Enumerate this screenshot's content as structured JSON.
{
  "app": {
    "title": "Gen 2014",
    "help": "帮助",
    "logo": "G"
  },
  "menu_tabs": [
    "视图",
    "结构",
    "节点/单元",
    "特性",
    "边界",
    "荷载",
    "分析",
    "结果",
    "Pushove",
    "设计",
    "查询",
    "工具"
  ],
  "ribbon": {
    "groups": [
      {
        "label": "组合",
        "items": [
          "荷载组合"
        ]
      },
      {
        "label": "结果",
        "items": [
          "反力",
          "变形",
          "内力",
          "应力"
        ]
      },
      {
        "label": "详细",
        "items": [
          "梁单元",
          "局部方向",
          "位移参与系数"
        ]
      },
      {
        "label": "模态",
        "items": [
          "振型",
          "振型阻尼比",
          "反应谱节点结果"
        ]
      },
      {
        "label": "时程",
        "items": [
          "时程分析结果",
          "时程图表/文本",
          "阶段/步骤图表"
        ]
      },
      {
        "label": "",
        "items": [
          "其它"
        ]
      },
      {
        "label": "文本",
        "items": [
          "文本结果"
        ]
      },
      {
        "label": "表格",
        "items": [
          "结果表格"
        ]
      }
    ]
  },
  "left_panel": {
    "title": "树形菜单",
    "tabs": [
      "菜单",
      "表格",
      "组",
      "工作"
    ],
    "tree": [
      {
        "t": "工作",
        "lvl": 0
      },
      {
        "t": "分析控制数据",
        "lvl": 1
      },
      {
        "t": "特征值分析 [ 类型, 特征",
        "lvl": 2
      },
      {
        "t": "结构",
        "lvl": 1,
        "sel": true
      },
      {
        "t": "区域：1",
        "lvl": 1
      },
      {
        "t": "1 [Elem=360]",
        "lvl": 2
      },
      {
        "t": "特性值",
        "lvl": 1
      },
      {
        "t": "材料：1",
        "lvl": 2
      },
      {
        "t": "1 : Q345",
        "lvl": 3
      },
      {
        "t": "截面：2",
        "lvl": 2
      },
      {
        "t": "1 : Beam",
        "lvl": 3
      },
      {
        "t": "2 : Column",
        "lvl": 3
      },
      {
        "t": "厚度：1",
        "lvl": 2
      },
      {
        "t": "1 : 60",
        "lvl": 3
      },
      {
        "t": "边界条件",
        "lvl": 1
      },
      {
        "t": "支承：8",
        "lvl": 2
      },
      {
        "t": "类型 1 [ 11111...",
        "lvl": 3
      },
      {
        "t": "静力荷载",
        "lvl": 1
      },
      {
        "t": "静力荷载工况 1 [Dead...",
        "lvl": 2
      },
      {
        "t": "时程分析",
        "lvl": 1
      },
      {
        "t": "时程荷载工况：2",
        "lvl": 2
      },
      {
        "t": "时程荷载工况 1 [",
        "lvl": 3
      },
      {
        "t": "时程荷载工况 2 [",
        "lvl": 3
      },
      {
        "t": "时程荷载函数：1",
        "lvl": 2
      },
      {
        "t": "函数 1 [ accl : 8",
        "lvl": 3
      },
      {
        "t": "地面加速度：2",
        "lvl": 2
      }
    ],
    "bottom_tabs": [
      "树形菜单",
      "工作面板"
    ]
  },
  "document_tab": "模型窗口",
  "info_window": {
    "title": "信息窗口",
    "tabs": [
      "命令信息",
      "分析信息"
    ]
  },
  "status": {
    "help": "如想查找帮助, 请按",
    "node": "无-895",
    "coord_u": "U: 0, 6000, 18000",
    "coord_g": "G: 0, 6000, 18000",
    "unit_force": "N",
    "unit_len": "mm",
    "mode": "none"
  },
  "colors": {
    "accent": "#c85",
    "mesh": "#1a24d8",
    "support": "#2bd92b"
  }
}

---+---

## Short task
Your answer should be one number: how many lines of the listing include the word "title".

## Exercise solution
3